» REQUIREMENT
Determine how many lines include "this". Give the number and nothing else.

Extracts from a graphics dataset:
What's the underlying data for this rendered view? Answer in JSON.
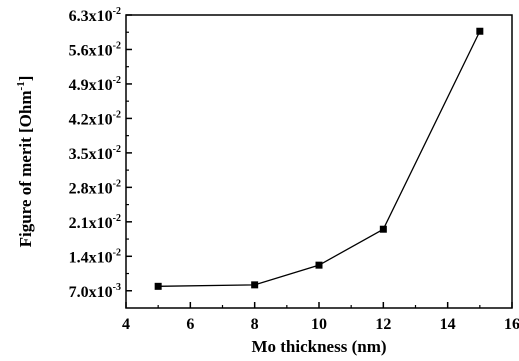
{
  "chart_data": {
    "type": "line",
    "title": "",
    "xlabel": "Mo thickness (nm)",
    "ylabel_main": "Figure of merit [Ohm",
    "ylabel_sup": "-1",
    "ylabel_close": "]",
    "xlim": [
      4,
      16
    ],
    "ylim": [
      0.0035,
      0.063
    ],
    "x_ticks": [
      4,
      6,
      8,
      10,
      12,
      14,
      16
    ],
    "x_tick_labels": [
      "4",
      "6",
      "8",
      "10",
      "12",
      "14",
      "16"
    ],
    "y_ticks": [
      0.007,
      0.014,
      0.021,
      0.028,
      0.035,
      0.042,
      0.049,
      0.056,
      0.063
    ],
    "y_tick_labels": [
      {
        "mantissa": "7.0x10",
        "exp": "-3"
      },
      {
        "mantissa": "1.4x10",
        "exp": "-2"
      },
      {
        "mantissa": "2.1x10",
        "exp": "-2"
      },
      {
        "mantissa": "2.8x10",
        "exp": "-2"
      },
      {
        "mantissa": "3.5x10",
        "exp": "-2"
      },
      {
        "mantissa": "4.2x10",
        "exp": "-2"
      },
      {
        "mantissa": "4.9x10",
        "exp": "-2"
      },
      {
        "mantissa": "5.6x10",
        "exp": "-2"
      },
      {
        "mantissa": "6.3x10",
        "exp": "-2"
      }
    ],
    "series": [
      {
        "x": [
          5,
          8,
          10,
          12,
          15
        ],
        "y": [
          0.0079,
          0.0082,
          0.0122,
          0.0195,
          0.0597
        ],
        "marker": "square",
        "color": "#000000"
      }
    ],
    "grid": false,
    "legend": "none"
  }
}
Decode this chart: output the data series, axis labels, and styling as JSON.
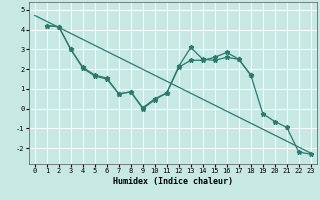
{
  "xlabel": "Humidex (Indice chaleur)",
  "xlim": [
    -0.5,
    23.5
  ],
  "ylim": [
    -2.8,
    5.4
  ],
  "xticks": [
    0,
    1,
    2,
    3,
    4,
    5,
    6,
    7,
    8,
    9,
    10,
    11,
    12,
    13,
    14,
    15,
    16,
    17,
    18,
    19,
    20,
    21,
    22,
    23
  ],
  "yticks": [
    -2,
    -1,
    0,
    1,
    2,
    3,
    4,
    5
  ],
  "line_color": "#2a7a6e",
  "bg_color": "#c8e8e4",
  "grid_color": "#ffffff",
  "line1_x": [
    0,
    23
  ],
  "line1_y": [
    4.72,
    -2.25
  ],
  "line2_x": [
    1,
    2,
    3,
    4,
    5,
    6,
    7,
    8,
    9,
    10,
    11,
    12,
    13,
    14,
    15,
    16,
    17,
    18
  ],
  "line2_y": [
    4.2,
    4.15,
    3.0,
    2.1,
    1.7,
    1.55,
    0.75,
    0.85,
    0.05,
    0.5,
    0.8,
    2.15,
    3.1,
    2.5,
    2.45,
    2.6,
    2.5,
    1.7
  ],
  "line3_x": [
    1,
    2,
    3,
    4,
    5,
    6,
    7,
    8,
    9,
    10,
    11,
    12,
    13,
    14,
    15,
    16,
    17,
    18,
    19,
    20,
    21,
    22,
    23
  ],
  "line3_y": [
    4.2,
    4.15,
    3.0,
    2.05,
    1.65,
    1.5,
    0.75,
    0.85,
    0.0,
    0.45,
    0.8,
    2.1,
    2.45,
    2.45,
    2.6,
    2.85,
    2.5,
    1.7,
    -0.25,
    -0.65,
    -0.95,
    -2.2,
    -2.3
  ],
  "marker": "*",
  "markersize": 3.5,
  "linewidth": 0.9,
  "tick_fontsize": 5.0,
  "xlabel_fontsize": 6.0
}
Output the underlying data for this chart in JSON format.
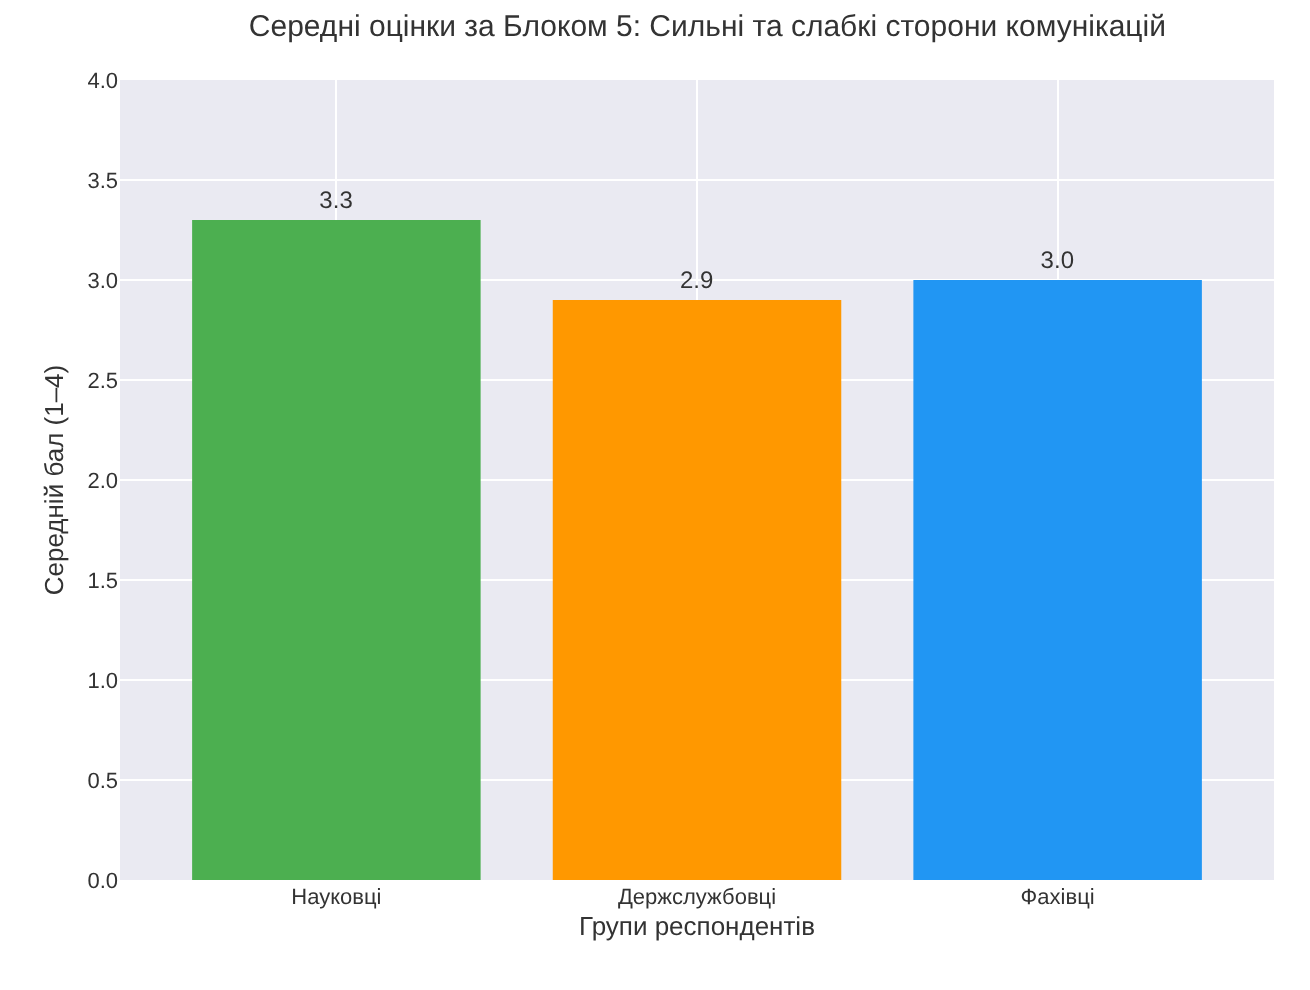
{
  "chart_data": {
    "type": "bar",
    "title": "Середні оцінки за Блоком 5: Сильні та слабкі сторони комунікацій",
    "xlabel": "Групи респондентів",
    "ylabel": "Середній бал (1–4)",
    "categories": [
      "Науковці",
      "Держслужбовці",
      "Фахівці"
    ],
    "values": [
      3.3,
      2.9,
      3.0
    ],
    "colors": [
      "#4caf50",
      "#ff9800",
      "#2196f3"
    ],
    "ylim": [
      0,
      4
    ],
    "yticks": [
      {
        "value": 0,
        "label": "0.0"
      },
      {
        "value": 0.5,
        "label": "0.5"
      },
      {
        "value": 1,
        "label": "1.0"
      },
      {
        "value": 1.5,
        "label": "1.5"
      },
      {
        "value": 2,
        "label": "2.0"
      },
      {
        "value": 2.5,
        "label": "2.5"
      },
      {
        "value": 3,
        "label": "3.0"
      },
      {
        "value": 3.5,
        "label": "3.5"
      },
      {
        "value": 4,
        "label": "4.0"
      }
    ],
    "value_labels": [
      "3.3",
      "2.9",
      "3.0"
    ],
    "grid": true
  }
}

» COMPLETED EXERCISE
3